Stated exercise
Leave out pictures; repeat exactly the lines from the "Type out the text in this image." line through the last of the data below.

Records from a dataset:
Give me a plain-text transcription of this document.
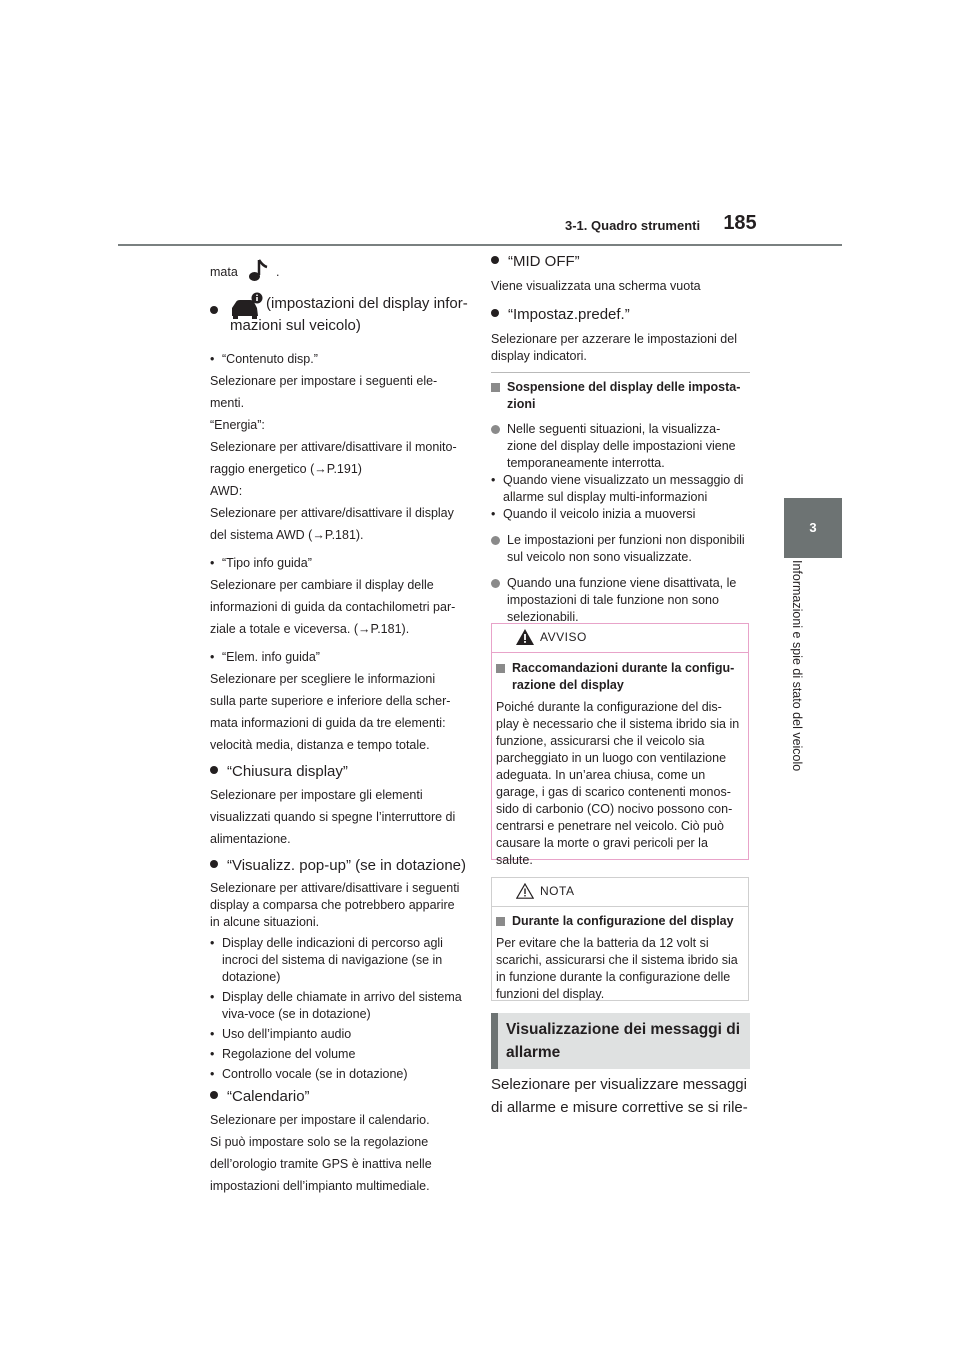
3-1. Quadro strumenti	185
3
Informazioni e spie di stato del veicolo
mata	.
(impostazioni del display infor-
mazioni sul veicolo)
• “Contenuto disp.”
Selezionare per impostare i seguenti ele-
menti.
“Energia”:
Selezionare per attivare/disattivare il monito-
raggio energetico (→P.191)
AWD:
Selezionare per attivare/disattivare il display
del sistema AWD (→P.181).
• “Tipo info guida”
Selezionare per cambiare il display delle
informazioni di guida da contachilometri par-
ziale a totale e viceversa. (→P.181).
• “Elem. info guida”
Selezionare per scegliere le informazioni
sulla parte superiore e inferiore della scher-
mata informazioni di guida da tre elementi:
velocità media, distanza e tempo totale.
“Chiusura display”
Selezionare per impostare gli elementi
visualizzati quando si spegne l’interruttore di
alimentazione.
“Visualizz. pop-up” (se in dotazione)
Selezionare per attivare/disattivare i seguenti display a comparsa che potrebbero apparire in alcune situazioni.
• Display delle indicazioni di percorso agli incroci del sistema di navigazione (se in dotazione)
• Display delle chiamate in arrivo del sistema viva-voce (se in dotazione)
• Uso dell’impianto audio
• Regolazione del volume
• Controllo vocale (se in dotazione)
“Calendario”
Selezionare per impostare il calendario.
Si può impostare solo se la regolazione
dell’orologio tramite GPS è inattiva nelle
impostazioni dell’impianto multimediale.
“MID OFF”
Viene visualizzata una scherma vuota
“Impostaz.predef.”
Selezionare per azzerare le impostazioni del display indicatori.
Sospensione del display delle imposta-zioni
Nelle seguenti situazioni, la visualizza-zione del display delle impostazioni viene temporaneamente interrotta.
• Quando viene visualizzato un messaggio di allarme sul display multi-informazioni
• Quando il veicolo inizia a muoversi
Le impostazioni per funzioni non disponibili sul veicolo non sono visualizzate.
Quando una funzione viene disattivata, le impostazioni di tale funzione non sono selezionabili.
AVVISO
Raccomandazioni durante la configu-razione del display
Poiché durante la configurazione del dis-play è necessario che il sistema ibrido sia in funzione, assicurarsi che il veicolo sia parcheggiato in un luogo con ventilazione adeguata. In un’area chiusa, come un garage, i gas di scarico contenenti monos-sido di carbonio (CO) nocivo possono con-centrarsi e penetrare nel veicolo. Ciò può causare la morte o gravi pericoli per la salute.
NOTA
Durante la configurazione del display
Per evitare che la batteria da 12 volt si scarichi, assicurarsi che il sistema ibrido sia in funzione durante la configurazione delle funzioni del display.
Visualizzazione dei messaggi di allarme
Selezionare per visualizzare messaggi
di allarme e misure correttive se si rile-
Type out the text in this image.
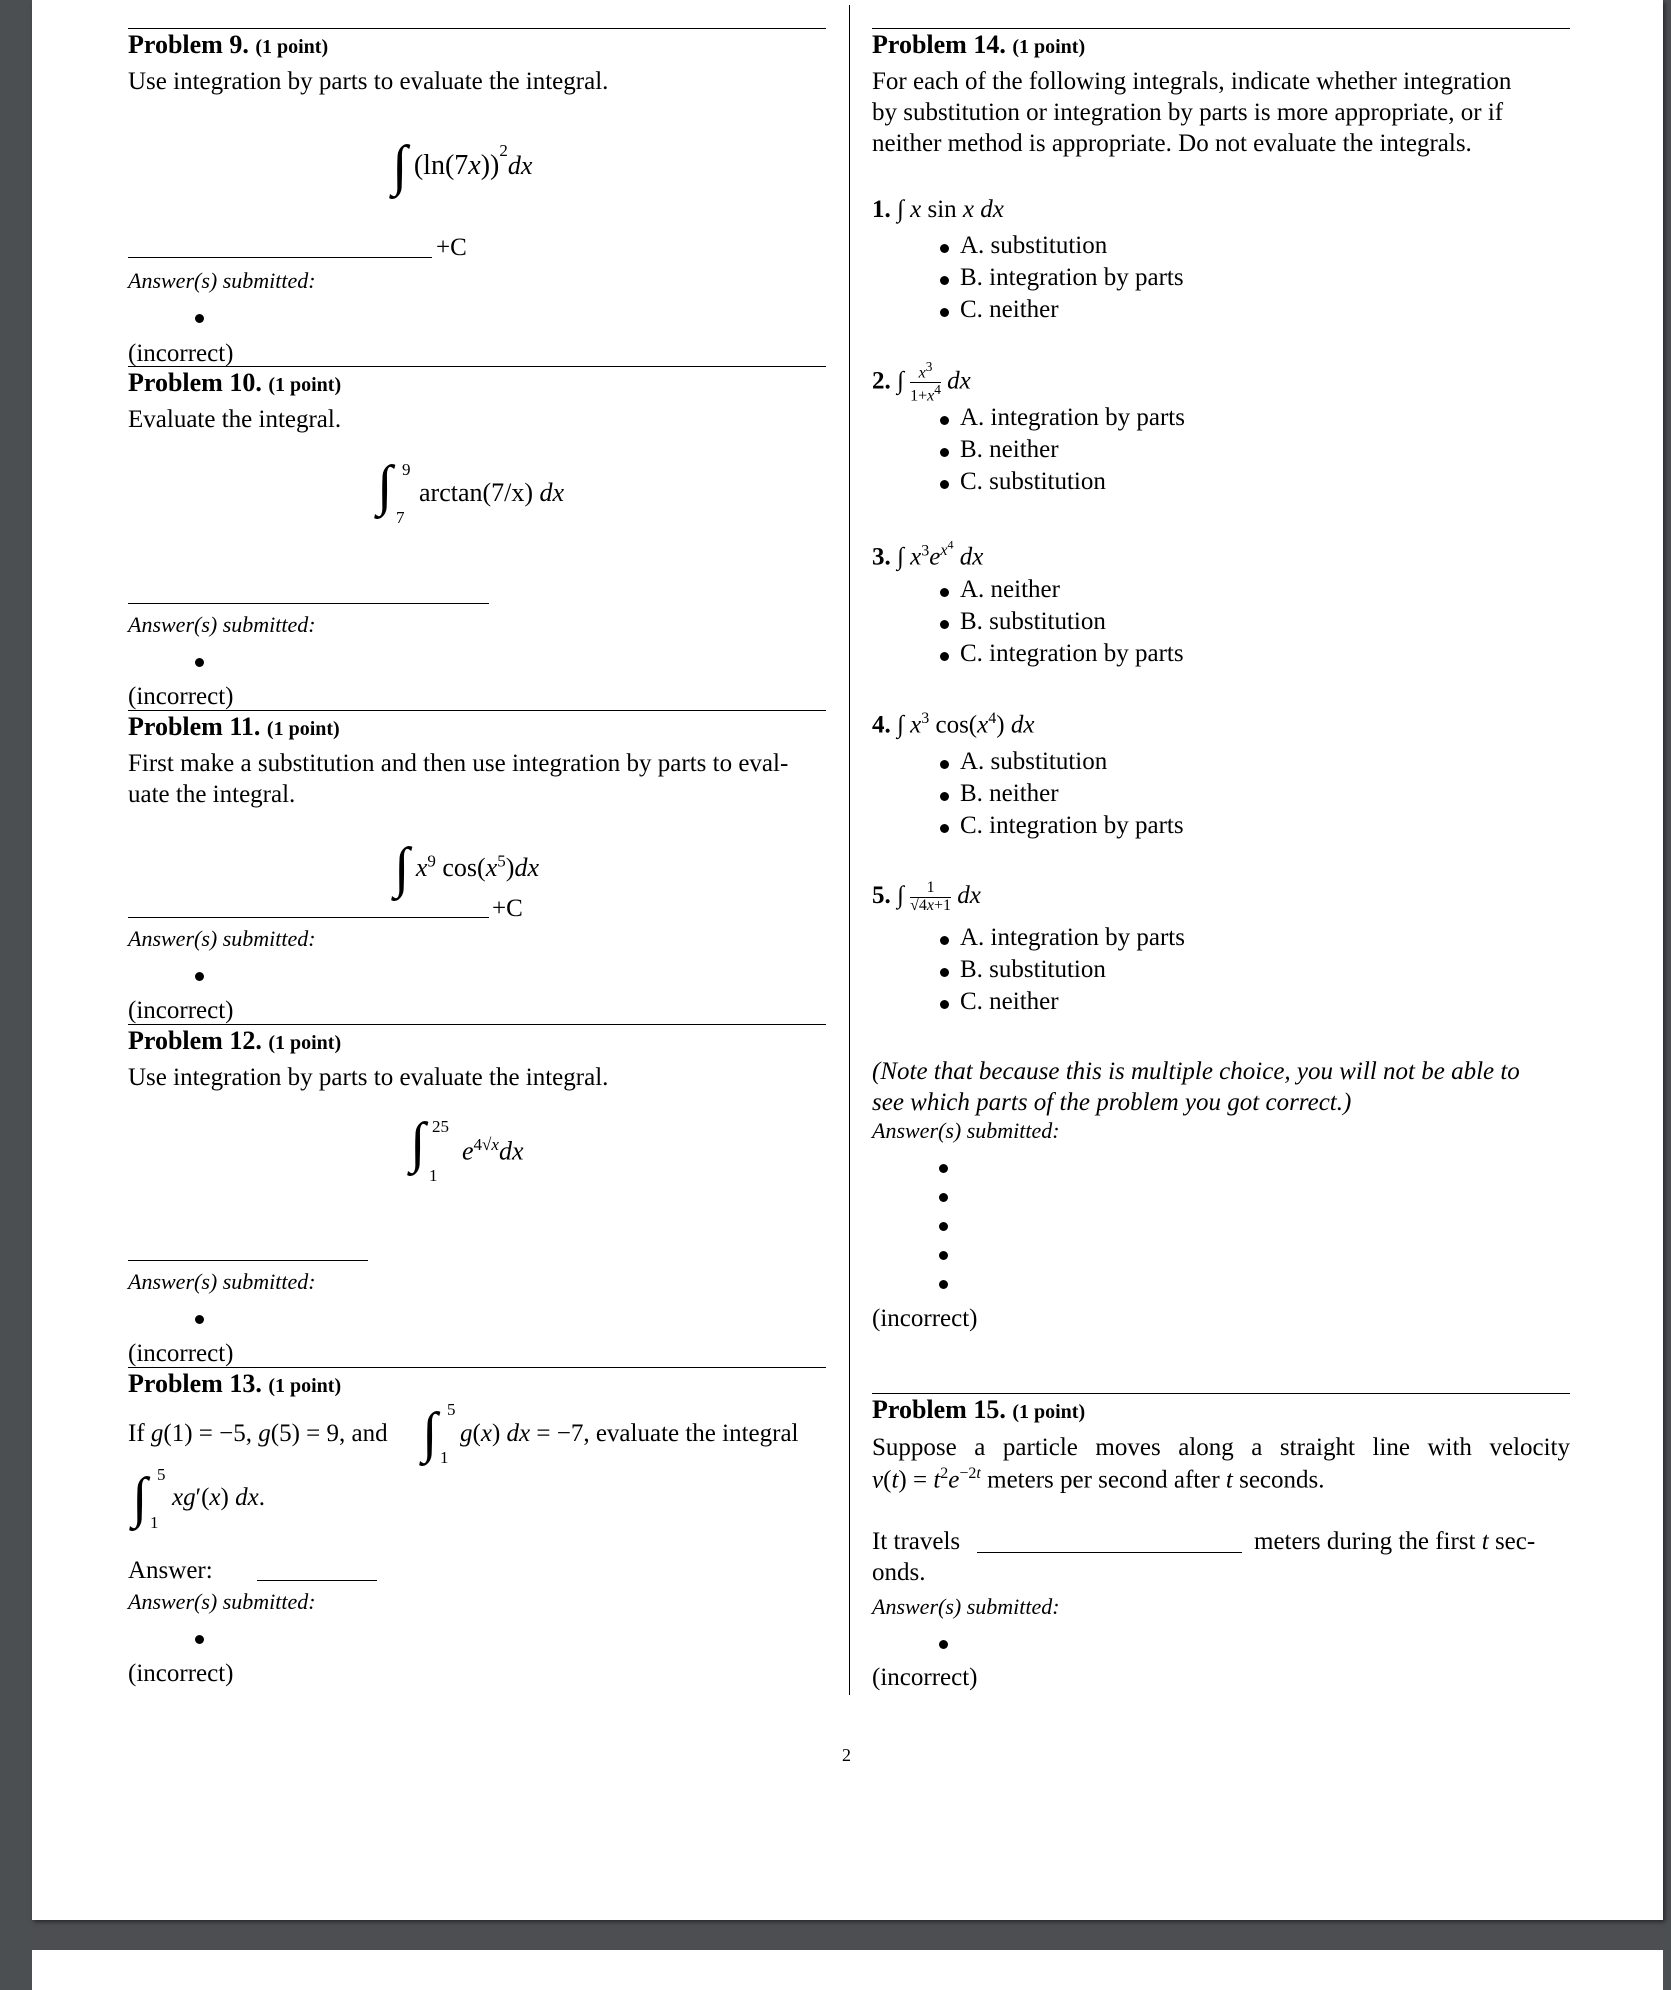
Problem 9. (1 point)
Use integration by parts to evaluate the integral.
∫ $(\ln(7x))^2dx$
+C
Answer(s) submitted:
(incorrect)
Problem 10. (1 point)
Evaluate the integral.
∫ 9
7
arctan(7/x) dx
Answer(s) submitted:
(incorrect)
Problem 11. (1 point)
First make a substitution and then use integration by parts to eval-
uate the integral.
∫ $x^9$ $\cos(x^5)dx$
+C
Answer(s) submitted:
(incorrect)
Problem 12. (1 point)
Use integration by parts to evaluate the integral.
∫ 25
1
$e^{4√x}dx$
Answer(s) submitted:
(incorrect)
Problem 13. (1 point)
If g(1) = −5, g(5) = 9, and ∫ 5
1
g(x) dx = −7, evaluate the integral
∫ 5
1
xg′(x) dx.
Answer:
Answer(s) submitted:
(incorrect)
Problem 14. (1 point)
For each of the following integrals, indicate whether integration
by substitution or integration by parts is more appropriate, or if
neither method is appropriate. Do not evaluate the integrals.
1. ∫ x sin x dx
A. substitution
B. integration by parts
C. neither
2. ∫ $\frac{x^3}{1+x^4}$ dx
A. integration by parts
B. neither
C. substitution
3. ∫ $x^3e^{x^4}$ dx
A. neither
B. substitution
C. integration by parts
4. ∫ $x^3$ $\cos(x^4)$ dx
A. substitution
B. neither
C. integration by parts
5. ∫ $\frac{1}{√4x+1}$ dx
A. integration by parts
B. substitution
C. neither
(Note that because this is multiple choice, you will not be able to
see which parts of the problem you got correct.)
Answer(s) submitted:
(incorrect)
Problem 15. (1 point)
Suppose a particle moves along a straight line with velocity
$v(t) = t^2e^{-2t}$ meters per second after t seconds.
It travels	meters during the first t sec-
onds.
Answer(s) submitted:
(incorrect)
2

Result of the exercise
Type out the text in this image.
Problem 9. (1 point)
Use integration by parts to evaluate the integral.
∫ $(\ln(7x))^2dx$
+C
Answer(s) submitted:
(incorrect)
Problem 10. (1 point)
Evaluate the integral.
∫ 9
7
arctan(7/x) dx
Answer(s) submitted:
(incorrect)
Problem 11. (1 point)
First make a substitution and then use integration by parts to eval-
uate the integral.
∫ $x^9$ $\cos(x^5)dx$
+C
Answer(s) submitted:
(incorrect)
Problem 12. (1 point)
Use integration by parts to evaluate the integral.
∫ 25
1
$e^{4√x}dx$
Answer(s) submitted:
(incorrect)
Problem 13. (1 point)
If g(1) = −5, g(5) = 9, and ∫ 5
1
g(x) dx = −7, evaluate the integral
∫ 5
1
xg′(x) dx.
Answer:
Answer(s) submitted:
(incorrect)
Problem 14. (1 point)
For each of the following integrals, indicate whether integration
by substitution or integration by parts is more appropriate, or if
neither method is appropriate. Do not evaluate the integrals.
1. ∫ x sin x dx
A. substitution
B. integration by parts
C. neither
2. ∫ $\frac{x^3}{1+x^4}$ dx
A. integration by parts
B. neither
C. substitution
3. ∫ $x^3e^{x^4}$ dx
A. neither
B. substitution
C. integration by parts
4. ∫ $x^3$ $\cos(x^4)$ dx
A. substitution
B. neither
C. integration by parts
5. ∫ $\frac{1}{√4x+1}$ dx
A. integration by parts
B. substitution
C. neither
(Note that because this is multiple choice, you will not be able to
see which parts of the problem you got correct.)
Answer(s) submitted:
(incorrect)
Problem 15. (1 point)
Suppose a particle moves along a straight line with velocity
$v(t) = t^2e^{-2t}$ meters per second after t seconds.
It travels	meters during the first t sec-
onds.
Answer(s) submitted:
(incorrect)
2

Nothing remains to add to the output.